*Prompt*.
Quote every line below exactly and skip any picture.

*Supplied material*.

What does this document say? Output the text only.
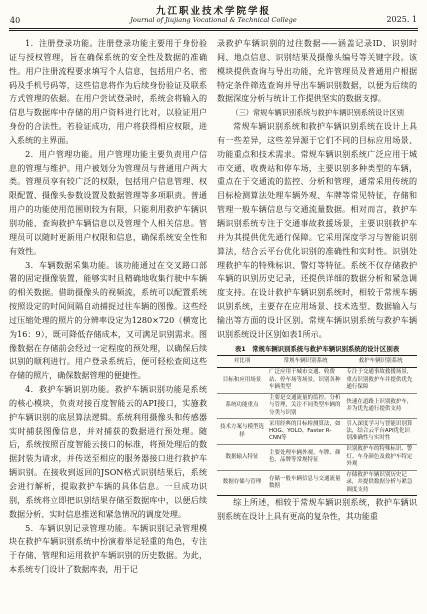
九江职业技术学院学报
40	Journal of Jiujiang Vocational & Technical College	2025. 1

1．注册登录功能。注册登录功能主要用于身份验证与授权管理，旨在确保系统的安全性及数据的准确性。用户注册流程要求填写个人信息，包括用户名、密码及手机号码等，这些信息将作为后续身份验证及联系方式管理的依据。在用户尝试登录时，系统会将输入的信息与数据库中存储的用户资料进行比对，以验证用户身份的合法性。若验证成功，用户将获得相应权限，进入系统的主界面。

2．用户管理功能。用户管理功能主要负责用户信息的管理与维护。用户被划分为管理员与普通用户两大类。管理员享有较广泛的权限，包括用户信息管理、权限配置、摄像头参数设置及数据管理等多项职责。普通用户的功能使用范围则较为有限，只能利用救护车辆识别功能、查询救护车辆信息以及管理个人相关信息。管理员可以随时更新用户权限和信息，确保系统安全性和有效性。

3．车辆数据采集功能。该功能通过在交叉路口部署的固定摄像装置，能够实时且精确地收集行驶中车辆的相关数据。借助摄像头的视频流，系统可以配置系统按照设定的时间间隔自动捕捉过往车辆的图像。这些经过压缩处理的照片的分辨率设定为1280×720（横宽比为16：9），既可降低存储成本，又可满足识别需求。图像数据在存储前会经过一定程度的预处理，以确保后续识别的顺利进行。用户登录系统后，便可轻松查阅这些存储的照片，确保数据管理的便捷性。

4．救护车辆识别功能。救护车辆识别功能是系统的核心模块，负责对接百度智能云的API接口，实施救护车辆识别的底层算法逻辑。系统利用摄像头和传感器实时捕获图像信息，并对捕获的数据进行预处理。随后，系统按照百度智能云接口的标准，将预处理后的数据封装为请求，并传送至相应的服务器接口进行救护车辆识别。在接收到返回的JSON格式识别结果后，系统会进行解析，提取救护车辆的具体信息。一旦成功识别，系统将立即把识别结果存储至数据库中，以便后续数据分析、实时信息推送和紧急情况的调度处理。

5．车辆识别记录管理功能。车辆识别记录管理模块在救护车辆识别系统中扮演着举足轻重的角色，专注于存储、管理和运用救护车辆识别的历史数据。为此，本系统专门设计了数据库表，用于记

录救护车辆识别的过往数据——涵盖记录ID、识别时间、地点信息、识别结果及摄像头编号等关键字段。该模块提供查询与导出功能，允许管理员及普通用户根据特定条件筛选查询并导出车辆识别数据，以便为后续的数据深度分析与统计工作提供坚实的数据支撑。

（三）常规车辆识别系统与救护车辆识别系统设计区别

常规车辆识别系统和救护车辆识别系统在设计上具有一些差异，这些差异源于它们不同的目标应用场景、功能重点和技术需求。常规车辆识别系统广泛应用于城市交通、收费站和停车场，主要识别多种类型的车辆，重点在于交通流的监控、分析和管理，通常采用传统的目标检测算法处理车辆外观、车牌等常见特征，存储和管理一般车辆信息与交通流量数据。相对而言，救护车辆识别系统专注于交通事故救援场景，主要识别救护车并为其提供优先通行保障。它采用深度学习与智能识别算法，结合云平台优化识别的准确性和实时性。识别处理救护车的特殊标识、警灯等特征。系统不仅存储救护车辆的识别历史记录，还提供详细的数据分析和紧急调度支持。在设计救护车辆识别系统时，相较于常规车辆识别系统，主要存在应用场景、技术选型、数据输入与输出等方面的设计区别。常规车辆识别系统与救护车辆识别系统设计区别如表1所示。

表1　常规车辆识别系统与救护车辆识别系统的设计区别表
对比项	常规车辆识别系统	救护车辆识别系统
目标和应用场景	广泛应用于城市交通、收费站、停车场等场景，识别各种车辆类型	专注于交通事故救援场景，重点识别救护车并提供优先通行保障
系统功能重点	主要是交通流量的监控、分析与管理，关注不同类型车辆的分类与识别	快速在道路上识别救护车，并为优先通行提供支持
技术方案与模型选择	采用经典的目标检测算法，如HOG、YOLO、Faster R-CNN等	引入深度学习与智能识别算法，结合云平台API优化识别准确性与实时性
数据输入特征	主要处理车辆外观、车牌、颜色、品牌等常规特征	识别救护车的特殊标识、警灯、车身颜色及救护车特定外观
数据存储与管理	存储一般车辆信息与交通流量数据	存储救护车辆识别历史记录，并提供数据分析与紧急调度支持

综上所述，相较于常规车辆识别系统，救护车辆识别系统在设计上具有更高的复杂性，其功能重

*Complete response*.
What does this document say? Output the text only.
九江职业技术学院学报
40	Journal of Jiujiang Vocational & Technical College	2025. 1

1．注册登录功能。注册登录功能主要用于身份验证与授权管理，旨在确保系统的安全性及数据的准确性。用户注册流程要求填写个人信息，包括用户名、密码及手机号码等，这些信息将作为后续身份验证及联系方式管理的依据。在用户尝试登录时，系统会将输入的信息与数据库中存储的用户资料进行比对，以验证用户身份的合法性。若验证成功，用户将获得相应权限，进入系统的主界面。

2．用户管理功能。用户管理功能主要负责用户信息的管理与维护。用户被划分为管理员与普通用户两大类。管理员享有较广泛的权限，包括用户信息管理、权限配置、摄像头参数设置及数据管理等多项职责。普通用户的功能使用范围则较为有限，只能利用救护车辆识别功能、查询救护车辆信息以及管理个人相关信息。管理员可以随时更新用户权限和信息，确保系统安全性和有效性。

3．车辆数据采集功能。该功能通过在交叉路口部署的固定摄像装置，能够实时且精确地收集行驶中车辆的相关数据。借助摄像头的视频流，系统可以配置系统按照设定的时间间隔自动捕捉过往车辆的图像。这些经过压缩处理的照片的分辨率设定为1280×720（横宽比为16：9），既可降低存储成本，又可满足识别需求。图像数据在存储前会经过一定程度的预处理，以确保后续识别的顺利进行。用户登录系统后，便可轻松查阅这些存储的照片，确保数据管理的便捷性。

4．救护车辆识别功能。救护车辆识别功能是系统的核心模块，负责对接百度智能云的API接口，实施救护车辆识别的底层算法逻辑。系统利用摄像头和传感器实时捕获图像信息，并对捕获的数据进行预处理。随后，系统按照百度智能云接口的标准，将预处理后的数据封装为请求，并传送至相应的服务器接口进行救护车辆识别。在接收到返回的JSON格式识别结果后，系统会进行解析，提取救护车辆的具体信息。一旦成功识别，系统将立即把识别结果存储至数据库中，以便后续数据分析、实时信息推送和紧急情况的调度处理。

5．车辆识别记录管理功能。车辆识别记录管理模块在救护车辆识别系统中扮演着举足轻重的角色，专注于存储、管理和运用救护车辆识别的历史数据。为此，本系统专门设计了数据库表，用于记

录救护车辆识别的过往数据——涵盖记录ID、识别时间、地点信息、识别结果及摄像头编号等关键字段。该模块提供查询与导出功能，允许管理员及普通用户根据特定条件筛选查询并导出车辆识别数据，以便为后续的数据深度分析与统计工作提供坚实的数据支撑。

（三）常规车辆识别系统与救护车辆识别系统设计区别

常规车辆识别系统和救护车辆识别系统在设计上具有一些差异，这些差异源于它们不同的目标应用场景、功能重点和技术需求。常规车辆识别系统广泛应用于城市交通、收费站和停车场，主要识别多种类型的车辆，重点在于交通流的监控、分析和管理，通常采用传统的目标检测算法处理车辆外观、车牌等常见特征，存储和管理一般车辆信息与交通流量数据。相对而言，救护车辆识别系统专注于交通事故救援场景，主要识别救护车并为其提供优先通行保障。它采用深度学习与智能识别算法，结合云平台优化识别的准确性和实时性。识别处理救护车的特殊标识、警灯等特征。系统不仅存储救护车辆的识别历史记录，还提供详细的数据分析和紧急调度支持。在设计救护车辆识别系统时，相较于常规车辆识别系统，主要存在应用场景、技术选型、数据输入与输出等方面的设计区别。常规车辆识别系统与救护车辆识别系统设计区别如表1所示。

表1　常规车辆识别系统与救护车辆识别系统的设计区别表
对比项	常规车辆识别系统	救护车辆识别系统
目标和应用场景	广泛应用于城市交通、收费站、停车场等场景，识别各种车辆类型	专注于交通事故救援场景，重点识别救护车并提供优先通行保障
系统功能重点	主要是交通流量的监控、分析与管理，关注不同类型车辆的分类与识别	快速在道路上识别救护车，并为优先通行提供支持
技术方案与模型选择	采用经典的目标检测算法，如HOG、YOLO、Faster R-CNN等	引入深度学习与智能识别算法，结合云平台API优化识别准确性与实时性
数据输入特征	主要处理车辆外观、车牌、颜色、品牌等常规特征	识别救护车的特殊标识、警灯、车身颜色及救护车特定外观
数据存储与管理	存储一般车辆信息与交通流量数据	存储救护车辆识别历史记录，并提供数据分析与紧急调度支持

综上所述，相较于常规车辆识别系统，救护车辆识别系统在设计上具有更高的复杂性，其功能重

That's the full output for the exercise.